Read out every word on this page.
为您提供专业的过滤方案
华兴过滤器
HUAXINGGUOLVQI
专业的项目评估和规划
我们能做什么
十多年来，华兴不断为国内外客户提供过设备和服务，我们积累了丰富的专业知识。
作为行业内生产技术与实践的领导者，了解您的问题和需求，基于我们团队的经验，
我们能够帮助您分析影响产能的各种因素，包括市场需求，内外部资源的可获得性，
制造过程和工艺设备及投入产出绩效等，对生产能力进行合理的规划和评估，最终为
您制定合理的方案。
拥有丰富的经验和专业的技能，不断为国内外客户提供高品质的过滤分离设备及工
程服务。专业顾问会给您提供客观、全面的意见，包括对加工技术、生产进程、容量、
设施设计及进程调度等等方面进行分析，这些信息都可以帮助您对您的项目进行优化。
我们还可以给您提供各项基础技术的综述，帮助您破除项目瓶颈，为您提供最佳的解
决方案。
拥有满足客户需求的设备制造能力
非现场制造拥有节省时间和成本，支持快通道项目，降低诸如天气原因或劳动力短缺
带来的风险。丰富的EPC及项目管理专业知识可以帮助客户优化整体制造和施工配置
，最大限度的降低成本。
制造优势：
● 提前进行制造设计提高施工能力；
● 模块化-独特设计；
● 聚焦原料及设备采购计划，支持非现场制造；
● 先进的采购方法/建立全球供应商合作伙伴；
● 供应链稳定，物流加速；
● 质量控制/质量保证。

__STATED EXERCISE__:
Word for word, quote all of the data above.

__WRITTEN RESPONSE__:
Read out every word on this page.
为您提供专业的过滤方案
华兴过滤器
HUAXINGGUOLVQI
专业的项目评估和规划
我们能做什么
十多年来，华兴不断为国内外客户提供过设备和服务，我们积累了丰富的专业知识。
作为行业内生产技术与实践的领导者，了解您的问题和需求，基于我们团队的经验，
我们能够帮助您分析影响产能的各种因素，包括市场需求，内外部资源的可获得性，
制造过程和工艺设备及投入产出绩效等，对生产能力进行合理的规划和评估，最终为
您制定合理的方案。
拥有丰富的经验和专业的技能，不断为国内外客户提供高品质的过滤分离设备及工
程服务。专业顾问会给您提供客观、全面的意见，包括对加工技术、生产进程、容量、
设施设计及进程调度等等方面进行分析，这些信息都可以帮助您对您的项目进行优化。
我们还可以给您提供各项基础技术的综述，帮助您破除项目瓶颈，为您提供最佳的解
决方案。
拥有满足客户需求的设备制造能力
非现场制造拥有节省时间和成本，支持快通道项目，降低诸如天气原因或劳动力短缺
带来的风险。丰富的EPC及项目管理专业知识可以帮助客户优化整体制造和施工配置
，最大限度的降低成本。
制造优势：
● 提前进行制造设计提高施工能力；
● 模块化-独特设计；
● 聚焦原料及设备采购计划，支持非现场制造；
● 先进的采购方法/建立全球供应商合作伙伴；
● 供应链稳定，物流加速；
● 质量控制/质量保证。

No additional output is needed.